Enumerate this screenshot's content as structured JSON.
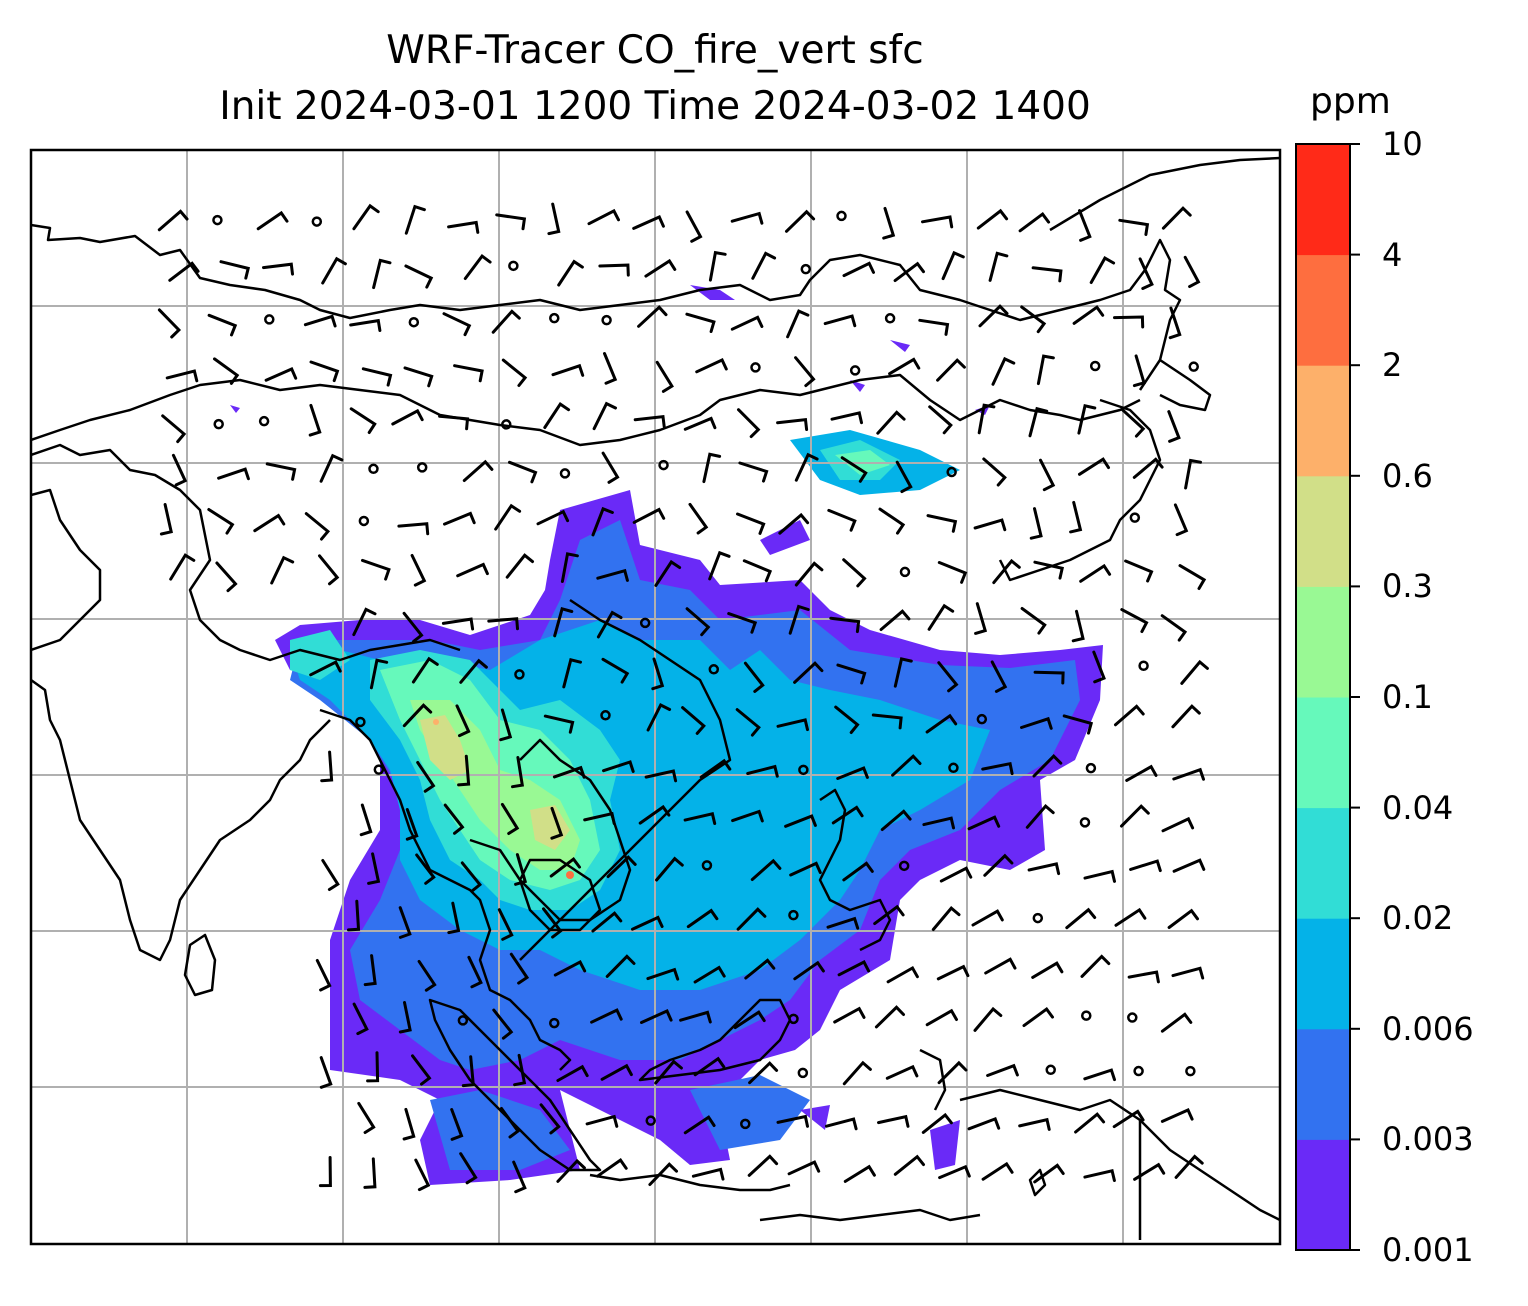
{
  "title": {
    "line1": "WRF-Tracer CO_fire_vert sfc",
    "line2": "Init 2024-03-01 1200 Time 2024-03-02 1400"
  },
  "colorbar": {
    "unit": "ppm",
    "levels": [
      "0.001",
      "0.003",
      "0.006",
      "0.02",
      "0.04",
      "0.1",
      "0.3",
      "0.6",
      "2",
      "4",
      "10"
    ],
    "colors": [
      "#6a2af7",
      "#3272f0",
      "#04b2e8",
      "#31ddd6",
      "#66f9bb",
      "#99f994",
      "#d1df88",
      "#fdb06a",
      "#fe6e3f",
      "#ff2a18"
    ]
  },
  "map": {
    "gridlines": true,
    "grid_color": "#b0b0b0",
    "coastline_color": "#000000",
    "wind_barb_color": "#000000"
  }
}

#### Written exercise
Every line of the data above should be quoted exactly. Omit the pictures.

#### Finished answer
Enumerate this screenshot's content as structured JSON.
{
  "title": {
    "line1": "WRF-Tracer CO_fire_vert sfc",
    "line2": "Init 2024-03-01 1200 Time 2024-03-02 1400"
  },
  "colorbar": {
    "unit": "ppm",
    "levels": [
      "0.001",
      "0.003",
      "0.006",
      "0.02",
      "0.04",
      "0.1",
      "0.3",
      "0.6",
      "2",
      "4",
      "10"
    ],
    "colors": [
      "#6a2af7",
      "#3272f0",
      "#04b2e8",
      "#31ddd6",
      "#66f9bb",
      "#99f994",
      "#d1df88",
      "#fdb06a",
      "#fe6e3f",
      "#ff2a18"
    ]
  },
  "map": {
    "gridlines": true,
    "grid_color": "#b0b0b0",
    "coastline_color": "#000000",
    "wind_barb_color": "#000000"
  }
}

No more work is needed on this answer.